Below are some records; retype all of them exactly.

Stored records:
###

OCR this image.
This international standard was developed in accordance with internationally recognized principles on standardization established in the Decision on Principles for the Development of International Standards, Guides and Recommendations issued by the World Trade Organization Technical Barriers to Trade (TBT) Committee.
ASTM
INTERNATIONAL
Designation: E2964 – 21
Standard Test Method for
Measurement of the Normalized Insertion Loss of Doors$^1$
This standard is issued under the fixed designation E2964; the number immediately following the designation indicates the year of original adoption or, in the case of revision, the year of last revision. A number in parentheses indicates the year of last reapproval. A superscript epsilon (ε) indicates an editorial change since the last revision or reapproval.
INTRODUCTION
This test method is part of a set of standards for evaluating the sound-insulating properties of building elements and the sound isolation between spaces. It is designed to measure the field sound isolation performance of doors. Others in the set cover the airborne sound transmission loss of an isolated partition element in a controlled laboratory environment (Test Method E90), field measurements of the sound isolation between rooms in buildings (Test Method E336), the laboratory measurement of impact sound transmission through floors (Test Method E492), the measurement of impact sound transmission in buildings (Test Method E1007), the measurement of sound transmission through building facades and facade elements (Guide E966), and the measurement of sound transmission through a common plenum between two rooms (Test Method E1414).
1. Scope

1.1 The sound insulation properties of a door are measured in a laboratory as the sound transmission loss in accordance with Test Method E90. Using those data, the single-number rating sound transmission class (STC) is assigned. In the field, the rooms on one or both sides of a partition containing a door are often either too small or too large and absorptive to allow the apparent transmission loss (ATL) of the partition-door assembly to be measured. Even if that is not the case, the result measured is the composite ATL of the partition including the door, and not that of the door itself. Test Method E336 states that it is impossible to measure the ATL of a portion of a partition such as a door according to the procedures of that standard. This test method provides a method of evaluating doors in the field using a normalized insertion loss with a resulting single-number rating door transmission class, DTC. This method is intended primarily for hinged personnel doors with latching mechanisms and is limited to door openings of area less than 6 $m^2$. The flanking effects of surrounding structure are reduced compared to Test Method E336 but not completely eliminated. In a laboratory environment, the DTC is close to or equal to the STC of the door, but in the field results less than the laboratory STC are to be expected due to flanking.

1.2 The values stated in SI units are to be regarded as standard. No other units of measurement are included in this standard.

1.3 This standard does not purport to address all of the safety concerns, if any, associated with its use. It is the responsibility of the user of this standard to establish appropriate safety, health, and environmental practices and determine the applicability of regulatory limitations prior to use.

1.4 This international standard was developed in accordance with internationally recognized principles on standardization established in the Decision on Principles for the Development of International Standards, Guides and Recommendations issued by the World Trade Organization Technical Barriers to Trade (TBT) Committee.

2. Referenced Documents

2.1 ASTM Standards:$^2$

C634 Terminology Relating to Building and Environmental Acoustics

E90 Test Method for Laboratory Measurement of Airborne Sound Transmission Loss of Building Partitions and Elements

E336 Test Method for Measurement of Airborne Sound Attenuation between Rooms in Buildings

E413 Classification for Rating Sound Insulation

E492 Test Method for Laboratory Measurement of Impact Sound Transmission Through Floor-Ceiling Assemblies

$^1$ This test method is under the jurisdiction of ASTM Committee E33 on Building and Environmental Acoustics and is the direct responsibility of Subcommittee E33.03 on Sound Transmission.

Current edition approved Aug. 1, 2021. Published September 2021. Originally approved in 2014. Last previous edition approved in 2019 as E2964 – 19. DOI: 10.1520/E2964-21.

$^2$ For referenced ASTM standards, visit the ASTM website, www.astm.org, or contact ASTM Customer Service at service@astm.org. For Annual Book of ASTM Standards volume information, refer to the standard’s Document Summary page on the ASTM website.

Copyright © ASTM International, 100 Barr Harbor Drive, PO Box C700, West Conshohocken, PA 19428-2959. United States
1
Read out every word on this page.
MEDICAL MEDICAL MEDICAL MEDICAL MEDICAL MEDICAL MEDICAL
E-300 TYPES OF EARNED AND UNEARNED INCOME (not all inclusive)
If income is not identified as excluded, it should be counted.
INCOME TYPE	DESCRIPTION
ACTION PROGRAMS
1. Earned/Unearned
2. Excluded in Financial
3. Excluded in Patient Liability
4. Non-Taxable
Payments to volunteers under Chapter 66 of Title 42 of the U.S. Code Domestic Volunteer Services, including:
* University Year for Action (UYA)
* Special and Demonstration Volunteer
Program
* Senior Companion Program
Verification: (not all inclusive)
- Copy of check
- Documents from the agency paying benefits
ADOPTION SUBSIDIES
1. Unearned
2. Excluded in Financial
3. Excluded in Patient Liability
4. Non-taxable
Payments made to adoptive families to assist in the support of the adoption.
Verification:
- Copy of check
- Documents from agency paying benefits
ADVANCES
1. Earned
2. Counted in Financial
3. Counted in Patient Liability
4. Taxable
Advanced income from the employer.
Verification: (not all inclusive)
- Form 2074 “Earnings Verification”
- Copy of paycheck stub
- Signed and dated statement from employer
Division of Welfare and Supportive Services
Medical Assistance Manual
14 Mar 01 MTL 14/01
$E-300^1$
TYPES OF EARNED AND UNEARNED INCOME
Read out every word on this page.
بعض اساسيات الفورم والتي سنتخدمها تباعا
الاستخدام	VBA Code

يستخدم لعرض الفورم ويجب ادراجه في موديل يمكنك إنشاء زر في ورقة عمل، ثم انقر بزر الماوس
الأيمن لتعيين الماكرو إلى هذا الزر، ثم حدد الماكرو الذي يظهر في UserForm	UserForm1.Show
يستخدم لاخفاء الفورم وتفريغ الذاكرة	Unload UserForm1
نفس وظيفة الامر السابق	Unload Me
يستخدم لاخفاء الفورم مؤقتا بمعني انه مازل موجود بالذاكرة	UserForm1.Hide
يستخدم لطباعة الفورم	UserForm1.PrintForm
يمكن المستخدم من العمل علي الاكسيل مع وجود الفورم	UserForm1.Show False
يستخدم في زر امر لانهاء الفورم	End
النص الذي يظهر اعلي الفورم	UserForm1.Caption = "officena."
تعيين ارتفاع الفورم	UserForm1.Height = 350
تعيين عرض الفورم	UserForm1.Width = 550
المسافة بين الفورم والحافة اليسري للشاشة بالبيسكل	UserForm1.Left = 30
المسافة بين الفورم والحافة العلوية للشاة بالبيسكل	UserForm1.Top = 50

###

→ **Answer below**:
OCR this image.
This international standard was developed in accordance with internationally recognized principles on standardization established in the Decision on Principles for the Development of International Standards, Guides and Recommendations issued by the World Trade Organization Technical Barriers to Trade (TBT) Committee.
ASTM
INTERNATIONAL
Designation: E2964 – 21
Standard Test Method for
Measurement of the Normalized Insertion Loss of Doors$^1$
This standard is issued under the fixed designation E2964; the number immediately following the designation indicates the year of original adoption or, in the case of revision, the year of last revision. A number in parentheses indicates the year of last reapproval. A superscript epsilon (ε) indicates an editorial change since the last revision or reapproval.
INTRODUCTION
This test method is part of a set of standards for evaluating the sound-insulating properties of building elements and the sound isolation between spaces. It is designed to measure the field sound isolation performance of doors. Others in the set cover the airborne sound transmission loss of an isolated partition element in a controlled laboratory environment (Test Method E90), field measurements of the sound isolation between rooms in buildings (Test Method E336), the laboratory measurement of impact sound transmission through floors (Test Method E492), the measurement of impact sound transmission in buildings (Test Method E1007), the measurement of sound transmission through building facades and facade elements (Guide E966), and the measurement of sound transmission through a common plenum between two rooms (Test Method E1414).
1. Scope

1.1 The sound insulation properties of a door are measured in a laboratory as the sound transmission loss in accordance with Test Method E90. Using those data, the single-number rating sound transmission class (STC) is assigned. In the field, the rooms on one or both sides of a partition containing a door are often either too small or too large and absorptive to allow the apparent transmission loss (ATL) of the partition-door assembly to be measured. Even if that is not the case, the result measured is the composite ATL of the partition including the door, and not that of the door itself. Test Method E336 states that it is impossible to measure the ATL of a portion of a partition such as a door according to the procedures of that standard. This test method provides a method of evaluating doors in the field using a normalized insertion loss with a resulting single-number rating door transmission class, DTC. This method is intended primarily for hinged personnel doors with latching mechanisms and is limited to door openings of area less than 6 $m^2$. The flanking effects of surrounding structure are reduced compared to Test Method E336 but not completely eliminated. In a laboratory environment, the DTC is close to or equal to the STC of the door, but in the field results less than the laboratory STC are to be expected due to flanking.

1.2 The values stated in SI units are to be regarded as standard. No other units of measurement are included in this standard.

1.3 This standard does not purport to address all of the safety concerns, if any, associated with its use. It is the responsibility of the user of this standard to establish appropriate safety, health, and environmental practices and determine the applicability of regulatory limitations prior to use.

1.4 This international standard was developed in accordance with internationally recognized principles on standardization established in the Decision on Principles for the Development of International Standards, Guides and Recommendations issued by the World Trade Organization Technical Barriers to Trade (TBT) Committee.

2. Referenced Documents

2.1 ASTM Standards:$^2$

C634 Terminology Relating to Building and Environmental Acoustics

E90 Test Method for Laboratory Measurement of Airborne Sound Transmission Loss of Building Partitions and Elements

E336 Test Method for Measurement of Airborne Sound Attenuation between Rooms in Buildings

E413 Classification for Rating Sound Insulation

E492 Test Method for Laboratory Measurement of Impact Sound Transmission Through Floor-Ceiling Assemblies

$^1$ This test method is under the jurisdiction of ASTM Committee E33 on Building and Environmental Acoustics and is the direct responsibility of Subcommittee E33.03 on Sound Transmission.

Current edition approved Aug. 1, 2021. Published September 2021. Originally approved in 2014. Last previous edition approved in 2019 as E2964 – 19. DOI: 10.1520/E2964-21.

$^2$ For referenced ASTM standards, visit the ASTM website, www.astm.org, or contact ASTM Customer Service at service@astm.org. For Annual Book of ASTM Standards volume information, refer to the standard’s Document Summary page on the ASTM website.

Copyright © ASTM International, 100 Barr Harbor Drive, PO Box C700, West Conshohocken, PA 19428-2959. United States
1
Read out every word on this page.
MEDICAL MEDICAL MEDICAL MEDICAL MEDICAL MEDICAL MEDICAL
E-300 TYPES OF EARNED AND UNEARNED INCOME (not all inclusive)
If income is not identified as excluded, it should be counted.
INCOME TYPE	DESCRIPTION
ACTION PROGRAMS
1. Earned/Unearned
2. Excluded in Financial
3. Excluded in Patient Liability
4. Non-Taxable
Payments to volunteers under Chapter 66 of Title 42 of the U.S. Code Domestic Volunteer Services, including:
* University Year for Action (UYA)
* Special and Demonstration Volunteer
Program
* Senior Companion Program
Verification: (not all inclusive)
- Copy of check
- Documents from the agency paying benefits
ADOPTION SUBSIDIES
1. Unearned
2. Excluded in Financial
3. Excluded in Patient Liability
4. Non-taxable
Payments made to adoptive families to assist in the support of the adoption.
Verification:
- Copy of check
- Documents from agency paying benefits
ADVANCES
1. Earned
2. Counted in Financial
3. Counted in Patient Liability
4. Taxable
Advanced income from the employer.
Verification: (not all inclusive)
- Form 2074 “Earnings Verification”
- Copy of paycheck stub
- Signed and dated statement from employer
Division of Welfare and Supportive Services
Medical Assistance Manual
14 Mar 01 MTL 14/01
$E-300^1$
TYPES OF EARNED AND UNEARNED INCOME
Read out every word on this page.
بعض اساسيات الفورم والتي سنتخدمها تباعا
الاستخدام	VBA Code

يستخدم لعرض الفورم ويجب ادراجه في موديل يمكنك إنشاء زر في ورقة عمل، ثم انقر بزر الماوس
الأيمن لتعيين الماكرو إلى هذا الزر، ثم حدد الماكرو الذي يظهر في UserForm	UserForm1.Show
يستخدم لاخفاء الفورم وتفريغ الذاكرة	Unload UserForm1
نفس وظيفة الامر السابق	Unload Me
يستخدم لاخفاء الفورم مؤقتا بمعني انه مازل موجود بالذاكرة	UserForm1.Hide
يستخدم لطباعة الفورم	UserForm1.PrintForm
يمكن المستخدم من العمل علي الاكسيل مع وجود الفورم	UserForm1.Show False
يستخدم في زر امر لانهاء الفورم	End
النص الذي يظهر اعلي الفورم	UserForm1.Caption = "officena."
تعيين ارتفاع الفورم	UserForm1.Height = 350
تعيين عرض الفورم	UserForm1.Width = 550
المسافة بين الفورم والحافة اليسري للشاشة بالبيسكل	UserForm1.Left = 30
المسافة بين الفورم والحافة العلوية للشاة بالبيسكل	UserForm1.Top = 50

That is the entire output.